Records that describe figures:

-*-

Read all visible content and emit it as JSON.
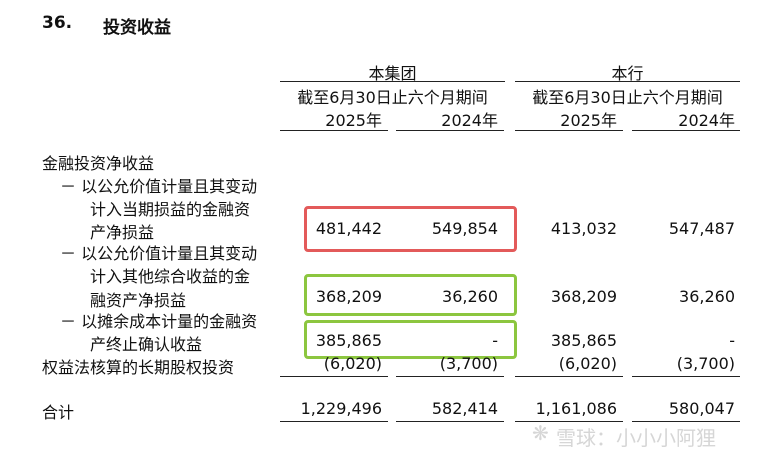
{
  "section": {
    "number": "36.",
    "title": "投资收益"
  },
  "columns": {
    "group": "本集团",
    "bank": "本行",
    "period": "截至6月30日止六个月期间",
    "years": [
      "2025年",
      "2024年"
    ]
  },
  "rows": {
    "header_label": "金融投资净收益",
    "fvtpl": {
      "label_lines": [
        "－ 以公允价值计量且其变动",
        "计入当期损益的金融资",
        "产净损益"
      ],
      "values": [
        "481,442",
        "549,854",
        "413,032",
        "547,487"
      ]
    },
    "fvoci": {
      "label_lines": [
        "－ 以公允价值计量且其变动",
        "计入其他综合收益的金",
        "融资产净损益"
      ],
      "values": [
        "368,209",
        "36,260",
        "368,209",
        "36,260"
      ]
    },
    "amortized": {
      "label_lines": [
        "－ 以摊余成本计量的金融资",
        "产终止确认收益"
      ],
      "values": [
        "385,865",
        "-",
        "385,865",
        "-"
      ]
    },
    "equity": {
      "label": "权益法核算的长期股权投资",
      "values": [
        "(6,020)",
        "(3,700)",
        "(6,020)",
        "(3,700)"
      ]
    },
    "total": {
      "label": "合计",
      "values": [
        "1,229,496",
        "582,414",
        "1,161,086",
        "580,047"
      ]
    }
  },
  "watermark": "雪球：小小小阿狸"
}
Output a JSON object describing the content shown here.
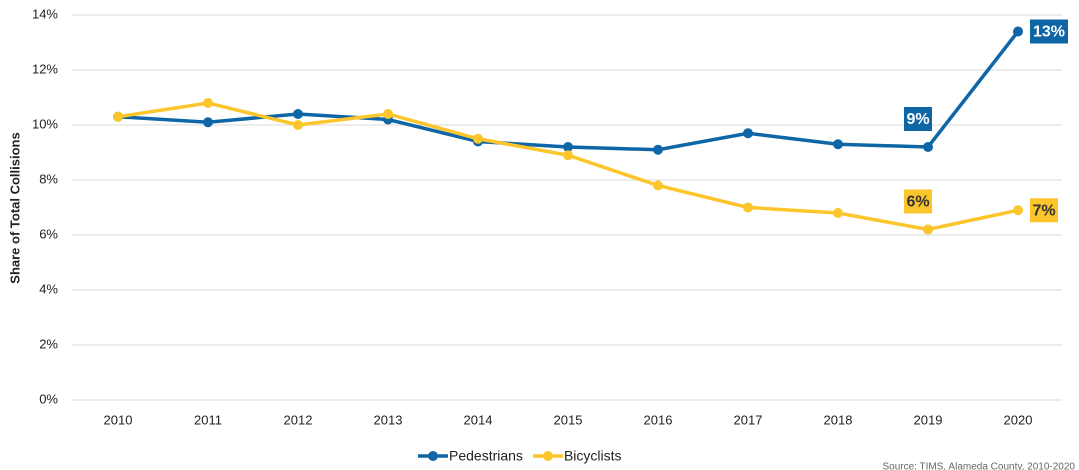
{
  "chart_data": {
    "type": "line",
    "y_label": "Share of Total Collisions",
    "categories": [
      "2010",
      "2011",
      "2012",
      "2013",
      "2014",
      "2015",
      "2016",
      "2017",
      "2018",
      "2019",
      "2020"
    ],
    "series": [
      {
        "name": "Pedestrians",
        "color": "#0f66a6",
        "values": [
          10.3,
          10.1,
          10.4,
          10.2,
          9.4,
          9.2,
          9.1,
          9.7,
          9.3,
          9.2,
          13.4
        ],
        "value_labels": [
          null,
          null,
          null,
          null,
          null,
          null,
          null,
          null,
          null,
          "9%",
          "13%"
        ]
      },
      {
        "name": "Bicyclists",
        "color": "#fcc52b",
        "values": [
          10.3,
          10.8,
          10.0,
          10.4,
          9.5,
          8.9,
          7.8,
          7.0,
          6.8,
          6.2,
          6.9
        ],
        "value_labels": [
          null,
          null,
          null,
          null,
          null,
          null,
          null,
          null,
          null,
          "6%",
          "7%"
        ]
      }
    ],
    "ylim": [
      0,
      14
    ],
    "yticks": [
      {
        "value": 0,
        "label": "0%"
      },
      {
        "value": 2,
        "label": "2%"
      },
      {
        "value": 4,
        "label": "4%"
      },
      {
        "value": 6,
        "label": "6%"
      },
      {
        "value": 8,
        "label": "8%"
      },
      {
        "value": 10,
        "label": "10%"
      },
      {
        "value": 12,
        "label": "12%"
      },
      {
        "value": 14,
        "label": "14%"
      }
    ],
    "grid": true,
    "legend": "bottom",
    "source": "Source: TIMS, Alameda County, 2010-2020"
  }
}
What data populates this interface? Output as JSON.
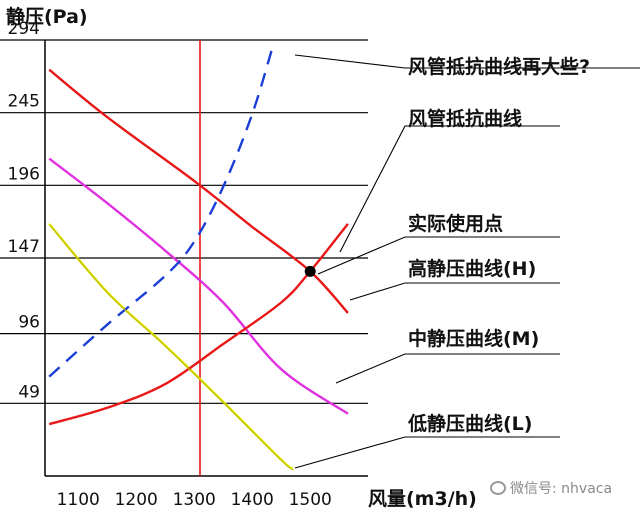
{
  "chart_data": {
    "type": "line",
    "ylabel": "静压(Pa)",
    "xlabel": "风量(m3/h)",
    "x_ticks": [
      1100,
      1200,
      1300,
      1400,
      1500
    ],
    "y_ticks": [
      49,
      96,
      147,
      196,
      245,
      294
    ],
    "xlim": [
      1050,
      1585
    ],
    "ylim": [
      0,
      294
    ],
    "grid": "horizontal",
    "series": [
      {
        "key": "high",
        "name": "高静压曲线(H)",
        "color": "#e81818",
        "points": [
          [
            1050,
            274
          ],
          [
            1150,
            242
          ],
          [
            1300,
            199
          ],
          [
            1400,
            168
          ],
          [
            1500,
            138
          ],
          [
            1565,
            110
          ]
        ]
      },
      {
        "key": "mid",
        "name": "中静压曲线(M)",
        "color": "#e030e0",
        "points": [
          [
            1050,
            214
          ],
          [
            1150,
            184
          ],
          [
            1250,
            152
          ],
          [
            1350,
            117
          ],
          [
            1450,
            72
          ],
          [
            1565,
            42
          ]
        ]
      },
      {
        "key": "low",
        "name": "低静压曲线(L)",
        "color": "#e8e800",
        "points": [
          [
            1050,
            170
          ],
          [
            1150,
            124
          ],
          [
            1250,
            88
          ],
          [
            1350,
            50
          ],
          [
            1450,
            11
          ],
          [
            1470,
            5
          ]
        ]
      },
      {
        "key": "duct",
        "name": "风管抵抗曲线",
        "color": "#e81818",
        "points": [
          [
            1050,
            35
          ],
          [
            1150,
            46
          ],
          [
            1250,
            62
          ],
          [
            1350,
            89
          ],
          [
            1450,
            117
          ],
          [
            1500,
            138
          ],
          [
            1565,
            170
          ]
        ]
      },
      {
        "key": "duct_bigger",
        "name": "风管抵抗曲线再大些?",
        "color": "#1a3ed6",
        "dash": true,
        "points": [
          [
            1050,
            67
          ],
          [
            1150,
            102
          ],
          [
            1250,
            135
          ],
          [
            1300,
            158
          ],
          [
            1350,
            195
          ],
          [
            1400,
            244
          ],
          [
            1435,
            289
          ]
        ]
      }
    ],
    "reference_line_x": 1310,
    "operating_point": {
      "name": "实际使用点",
      "x": 1500,
      "y": 138
    },
    "annotations": [
      {
        "text": "风管抵抗曲线再大些?",
        "target": "duct_bigger"
      },
      {
        "text": "风管抵抗曲线",
        "target": "duct"
      },
      {
        "text": "实际使用点",
        "target": "operating_point"
      },
      {
        "text": "高静压曲线(H)",
        "target": "high"
      },
      {
        "text": "中静压曲线(M)",
        "target": "mid"
      },
      {
        "text": "低静压曲线(L)",
        "target": "low"
      }
    ]
  },
  "watermark": {
    "icon": "wechat-icon",
    "text": "微信号: nhvaca"
  }
}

-*-

Reproduce the full listing faithfully, but do not carry over any pictures.

→ **ANSWER TO THE EXERCISE**
Read all visible content and emit it as JSON.
{
  "section": {
    "number": "36.",
    "title": "投资收益"
  },
  "columns": {
    "group": "本集团",
    "bank": "本行",
    "period": "截至6月30日止六个月期间",
    "years": [
      "2025年",
      "2024年"
    ]
  },
  "rows": {
    "header_label": "金融投资净收益",
    "fvtpl": {
      "label_lines": [
        "－ 以公允价值计量且其变动",
        "计入当期损益的金融资",
        "产净损益"
      ],
      "values": [
        "481,442",
        "549,854",
        "413,032",
        "547,487"
      ]
    },
    "fvoci": {
      "label_lines": [
        "－ 以公允价值计量且其变动",
        "计入其他综合收益的金",
        "融资产净损益"
      ],
      "values": [
        "368,209",
        "36,260",
        "368,209",
        "36,260"
      ]
    },
    "amortized": {
      "label_lines": [
        "－ 以摊余成本计量的金融资",
        "产终止确认收益"
      ],
      "values": [
        "385,865",
        "-",
        "385,865",
        "-"
      ]
    },
    "equity": {
      "label": "权益法核算的长期股权投资",
      "values": [
        "(6,020)",
        "(3,700)",
        "(6,020)",
        "(3,700)"
      ]
    },
    "total": {
      "label": "合计",
      "values": [
        "1,229,496",
        "582,414",
        "1,161,086",
        "580,047"
      ]
    }
  },
  "watermark": "雪球：小小小阿狸"
}
Output a JSON object describing the content shown here.
{
  "chart_data": {
    "type": "line",
    "y_label": "Share of Total Collisions",
    "categories": [
      "2010",
      "2011",
      "2012",
      "2013",
      "2014",
      "2015",
      "2016",
      "2017",
      "2018",
      "2019",
      "2020"
    ],
    "series": [
      {
        "name": "Pedestrians",
        "color": "#0f66a6",
        "values": [
          10.3,
          10.1,
          10.4,
          10.2,
          9.4,
          9.2,
          9.1,
          9.7,
          9.3,
          9.2,
          13.4
        ],
        "value_labels": [
          null,
          null,
          null,
          null,
          null,
          null,
          null,
          null,
          null,
          "9%",
          "13%"
        ]
      },
      {
        "name": "Bicyclists",
        "color": "#fcc52b",
        "values": [
          10.3,
          10.8,
          10.0,
          10.4,
          9.5,
          8.9,
          7.8,
          7.0,
          6.8,
          6.2,
          6.9
        ],
        "value_labels": [
          null,
          null,
          null,
          null,
          null,
          null,
          null,
          null,
          null,
          "6%",
          "7%"
        ]
      }
    ],
    "ylim": [
      0,
      14
    ],
    "yticks": [
      {
        "value": 0,
        "label": "0%"
      },
      {
        "value": 2,
        "label": "2%"
      },
      {
        "value": 4,
        "label": "4%"
      },
      {
        "value": 6,
        "label": "6%"
      },
      {
        "value": 8,
        "label": "8%"
      },
      {
        "value": 10,
        "label": "10%"
      },
      {
        "value": 12,
        "label": "12%"
      },
      {
        "value": 14,
        "label": "14%"
      }
    ],
    "grid": true,
    "legend": "bottom",
    "source": "Source: TIMS, Alameda County, 2010-2020"
  }
}
What data populates this interface? Output as JSON.
{
  "chart_data": {
    "type": "line",
    "ylabel": "静压(Pa)",
    "xlabel": "风量(m3/h)",
    "x_ticks": [
      1100,
      1200,
      1300,
      1400,
      1500
    ],
    "y_ticks": [
      49,
      96,
      147,
      196,
      245,
      294
    ],
    "xlim": [
      1050,
      1585
    ],
    "ylim": [
      0,
      294
    ],
    "grid": "horizontal",
    "series": [
      {
        "key": "high",
        "name": "高静压曲线(H)",
        "color": "#e81818",
        "points": [
          [
            1050,
            274
          ],
          [
            1150,
            242
          ],
          [
            1300,
            199
          ],
          [
            1400,
            168
          ],
          [
            1500,
            138
          ],
          [
            1565,
            110
          ]
        ]
      },
      {
        "key": "mid",
        "name": "中静压曲线(M)",
        "color": "#e030e0",
        "points": [
          [
            1050,
            214
          ],
          [
            1150,
            184
          ],
          [
            1250,
            152
          ],
          [
            1350,
            117
          ],
          [
            1450,
            72
          ],
          [
            1565,
            42
          ]
        ]
      },
      {
        "key": "low",
        "name": "低静压曲线(L)",
        "color": "#e8e800",
        "points": [
          [
            1050,
            170
          ],
          [
            1150,
            124
          ],
          [
            1250,
            88
          ],
          [
            1350,
            50
          ],
          [
            1450,
            11
          ],
          [
            1470,
            5
          ]
        ]
      },
      {
        "key": "duct",
        "name": "风管抵抗曲线",
        "color": "#e81818",
        "points": [
          [
            1050,
            35
          ],
          [
            1150,
            46
          ],
          [
            1250,
            62
          ],
          [
            1350,
            89
          ],
          [
            1450,
            117
          ],
          [
            1500,
            138
          ],
          [
            1565,
            170
          ]
        ]
      },
      {
        "key": "duct_bigger",
        "name": "风管抵抗曲线再大些?",
        "color": "#1a3ed6",
        "dash": true,
        "points": [
          [
            1050,
            67
          ],
          [
            1150,
            102
          ],
          [
            1250,
            135
          ],
          [
            1300,
            158
          ],
          [
            1350,
            195
          ],
          [
            1400,
            244
          ],
          [
            1435,
            289
          ]
        ]
      }
    ],
    "reference_line_x": 1310,
    "operating_point": {
      "name": "实际使用点",
      "x": 1500,
      "y": 138
    },
    "annotations": [
      {
        "text": "风管抵抗曲线再大些?",
        "target": "duct_bigger"
      },
      {
        "text": "风管抵抗曲线",
        "target": "duct"
      },
      {
        "text": "实际使用点",
        "target": "operating_point"
      },
      {
        "text": "高静压曲线(H)",
        "target": "high"
      },
      {
        "text": "中静压曲线(M)",
        "target": "mid"
      },
      {
        "text": "低静压曲线(L)",
        "target": "low"
      }
    ]
  },
  "watermark": {
    "icon": "wechat-icon",
    "text": "微信号: nhvaca"
  }
}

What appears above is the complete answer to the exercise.